**** Data supplied

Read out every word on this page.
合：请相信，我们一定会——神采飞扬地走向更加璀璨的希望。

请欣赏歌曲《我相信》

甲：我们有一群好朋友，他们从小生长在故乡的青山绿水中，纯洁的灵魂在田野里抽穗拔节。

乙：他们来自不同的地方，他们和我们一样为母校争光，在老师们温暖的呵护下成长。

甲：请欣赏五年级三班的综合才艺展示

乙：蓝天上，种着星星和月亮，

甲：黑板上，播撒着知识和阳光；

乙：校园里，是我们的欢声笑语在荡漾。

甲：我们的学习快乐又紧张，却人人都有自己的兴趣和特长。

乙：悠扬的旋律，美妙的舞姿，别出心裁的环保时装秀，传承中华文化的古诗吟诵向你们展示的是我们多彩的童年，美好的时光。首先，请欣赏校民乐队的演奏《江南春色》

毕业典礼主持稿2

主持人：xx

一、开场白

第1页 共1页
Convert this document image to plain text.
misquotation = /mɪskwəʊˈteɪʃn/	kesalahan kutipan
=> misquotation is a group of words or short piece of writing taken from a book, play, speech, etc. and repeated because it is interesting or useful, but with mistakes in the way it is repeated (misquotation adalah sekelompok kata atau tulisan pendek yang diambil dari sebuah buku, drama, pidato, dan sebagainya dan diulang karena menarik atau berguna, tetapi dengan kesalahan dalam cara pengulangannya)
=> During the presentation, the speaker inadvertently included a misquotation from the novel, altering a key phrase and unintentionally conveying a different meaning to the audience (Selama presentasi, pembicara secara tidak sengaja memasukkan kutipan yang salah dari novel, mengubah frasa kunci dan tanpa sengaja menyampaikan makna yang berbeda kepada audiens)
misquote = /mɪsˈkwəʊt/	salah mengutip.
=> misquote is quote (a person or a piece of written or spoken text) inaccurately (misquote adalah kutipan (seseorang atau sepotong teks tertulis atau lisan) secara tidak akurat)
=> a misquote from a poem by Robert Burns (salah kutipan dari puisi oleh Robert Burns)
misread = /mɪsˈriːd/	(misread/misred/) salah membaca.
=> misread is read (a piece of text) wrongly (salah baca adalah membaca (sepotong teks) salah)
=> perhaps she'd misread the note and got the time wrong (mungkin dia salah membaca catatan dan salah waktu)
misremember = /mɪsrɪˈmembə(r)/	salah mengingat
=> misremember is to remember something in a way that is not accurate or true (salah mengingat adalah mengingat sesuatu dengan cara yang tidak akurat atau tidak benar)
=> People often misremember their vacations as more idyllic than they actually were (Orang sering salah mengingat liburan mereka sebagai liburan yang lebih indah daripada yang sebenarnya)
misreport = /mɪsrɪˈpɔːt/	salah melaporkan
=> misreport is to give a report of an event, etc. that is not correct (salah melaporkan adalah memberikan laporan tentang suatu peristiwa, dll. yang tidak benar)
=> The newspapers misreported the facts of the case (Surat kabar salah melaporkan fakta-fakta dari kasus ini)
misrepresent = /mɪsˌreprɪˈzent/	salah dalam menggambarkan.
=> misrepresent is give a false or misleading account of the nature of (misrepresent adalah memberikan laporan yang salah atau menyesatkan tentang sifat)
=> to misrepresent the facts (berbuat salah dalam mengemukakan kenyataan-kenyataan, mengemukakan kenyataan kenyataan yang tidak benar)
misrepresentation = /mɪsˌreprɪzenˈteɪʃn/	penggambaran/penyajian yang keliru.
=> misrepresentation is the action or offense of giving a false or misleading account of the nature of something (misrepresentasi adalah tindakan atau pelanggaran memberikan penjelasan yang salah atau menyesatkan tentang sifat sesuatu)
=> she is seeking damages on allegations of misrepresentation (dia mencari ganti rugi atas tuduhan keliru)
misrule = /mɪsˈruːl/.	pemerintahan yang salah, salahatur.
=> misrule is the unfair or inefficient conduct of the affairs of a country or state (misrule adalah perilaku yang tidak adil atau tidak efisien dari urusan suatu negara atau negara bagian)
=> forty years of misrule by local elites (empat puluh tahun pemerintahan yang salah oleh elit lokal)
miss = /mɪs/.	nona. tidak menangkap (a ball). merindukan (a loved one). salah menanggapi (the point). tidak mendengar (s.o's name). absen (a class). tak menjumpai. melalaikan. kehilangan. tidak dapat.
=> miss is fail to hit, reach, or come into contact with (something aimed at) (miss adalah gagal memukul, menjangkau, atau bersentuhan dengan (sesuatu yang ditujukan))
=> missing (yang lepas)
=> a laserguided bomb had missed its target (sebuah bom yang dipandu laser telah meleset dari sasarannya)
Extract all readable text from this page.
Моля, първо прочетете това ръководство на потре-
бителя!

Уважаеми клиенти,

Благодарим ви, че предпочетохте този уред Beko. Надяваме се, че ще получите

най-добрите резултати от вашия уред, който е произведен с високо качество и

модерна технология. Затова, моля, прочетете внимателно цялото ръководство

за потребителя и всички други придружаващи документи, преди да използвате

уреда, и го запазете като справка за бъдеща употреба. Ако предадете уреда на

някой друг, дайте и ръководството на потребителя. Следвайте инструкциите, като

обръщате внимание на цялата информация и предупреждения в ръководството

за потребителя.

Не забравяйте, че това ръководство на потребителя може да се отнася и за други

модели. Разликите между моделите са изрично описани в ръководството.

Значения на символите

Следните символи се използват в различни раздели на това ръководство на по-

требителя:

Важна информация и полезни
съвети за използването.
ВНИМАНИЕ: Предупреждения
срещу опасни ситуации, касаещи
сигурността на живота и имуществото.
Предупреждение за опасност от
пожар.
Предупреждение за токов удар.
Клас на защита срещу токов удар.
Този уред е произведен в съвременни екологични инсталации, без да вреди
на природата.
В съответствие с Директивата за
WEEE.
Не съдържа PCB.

********

Task goal: In the entries above, identify each line that includes the string "dengan", then copy it.

Answer for this exercise:
=> misquotation is a group of words or short piece of writing taken from a book, play, speech, etc. and repeated because it is interesting or useful, but with mistakes in the way it is repeated (misquotation adalah sekelompok kata atau tulisan pendek yang diambil dari sebuah buku, drama, pidato, dan sebagainya dan diulang karena menarik atau berguna, tetapi dengan kesalahan dalam cara pengulangannya)
=> misremember is to remember something in a way that is not accurate or true (salah mengingat adalah mengingat sesuatu dengan cara yang tidak akurat atau tidak benar)
=> miss is fail to hit, reach, or come into contact with (something aimed at) (miss adalah gagal memukul, menjangkau, atau bersentuhan dengan (sesuatu yang ditujukan))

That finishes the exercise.